=== INSTRUCTIONS FOR THE TASK ===
Repeat the records word for word, excluding any picture.

=== INFORMATION SHOWN ===
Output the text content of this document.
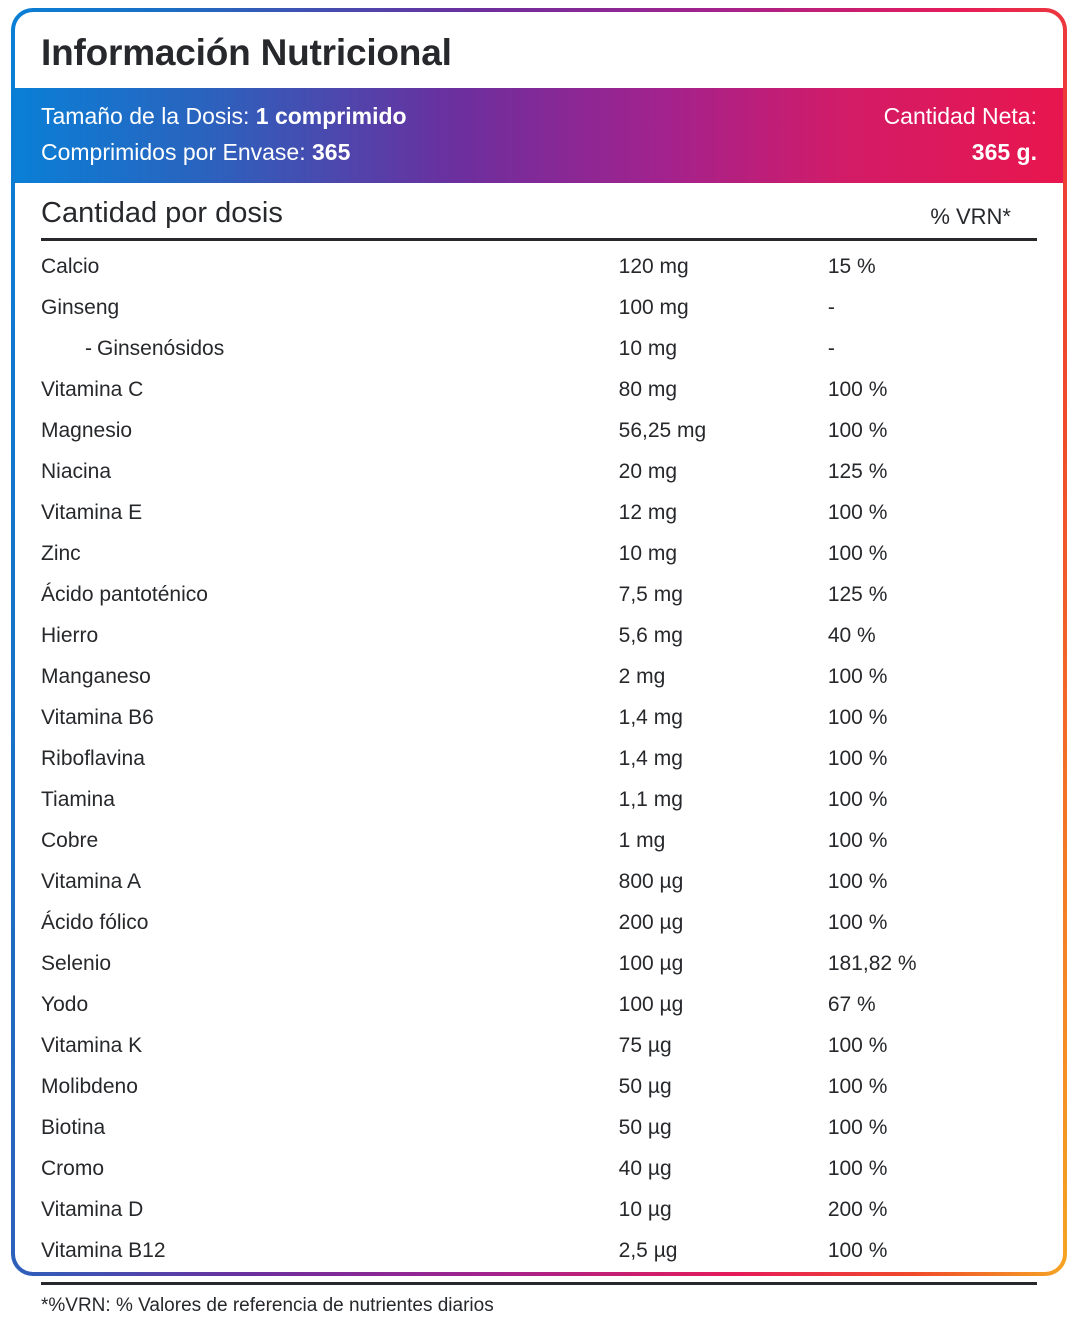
Información Nutricional
Tamaño de la Dosis: 1 comprimido
Comprimidos por Envase: 365
Cantidad Neta:
365 g.
Cantidad por dosis	% VRN*
Calcio	120 mg	15 %
Ginseng	100 mg	-
- Ginsenósidos	10 mg	-
Vitamina C	80 mg	100 %
Magnesio	56,25 mg	100 %
Niacina	20 mg	125 %
Vitamina E	12 mg	100 %
Zinc	10 mg	100 %
Ácido pantoténico	7,5 mg	125 %
Hierro	5,6 mg	40 %
Manganeso	2 mg	100 %
Vitamina B6	1,4 mg	100 %
Riboflavina	1,4 mg	100 %
Tiamina	1,1 mg	100 %
Cobre	1 mg	100 %
Vitamina A	800 µg	100 %
Ácido fólico	200 µg	100 %
Selenio	100 µg	181,82 %
Yodo	100 µg	67 %
Vitamina K	75 µg	100 %
Molibdeno	50 µg	100 %
Biotina	50 µg	100 %
Cromo	40 µg	100 %
Vitamina D	10 µg	200 %
Vitamina B12	2,5 µg	100 %
*%VRN: % Valores de referencia de nutrientes diarios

=== FINAL ANSWER ===
Output the text content of this document.
Información Nutricional
Tamaño de la Dosis: 1 comprimido
Comprimidos por Envase: 365
Cantidad Neta:
365 g.
Cantidad por dosis	% VRN*
Calcio	120 mg	15 %
Ginseng	100 mg	-
- Ginsenósidos	10 mg	-
Vitamina C	80 mg	100 %
Magnesio	56,25 mg	100 %
Niacina	20 mg	125 %
Vitamina E	12 mg	100 %
Zinc	10 mg	100 %
Ácido pantoténico	7,5 mg	125 %
Hierro	5,6 mg	40 %
Manganeso	2 mg	100 %
Vitamina B6	1,4 mg	100 %
Riboflavina	1,4 mg	100 %
Tiamina	1,1 mg	100 %
Cobre	1 mg	100 %
Vitamina A	800 µg	100 %
Ácido fólico	200 µg	100 %
Selenio	100 µg	181,82 %
Yodo	100 µg	67 %
Vitamina K	75 µg	100 %
Molibdeno	50 µg	100 %
Biotina	50 µg	100 %
Cromo	40 µg	100 %
Vitamina D	10 µg	200 %
Vitamina B12	2,5 µg	100 %
*%VRN: % Valores de referencia de nutrientes diarios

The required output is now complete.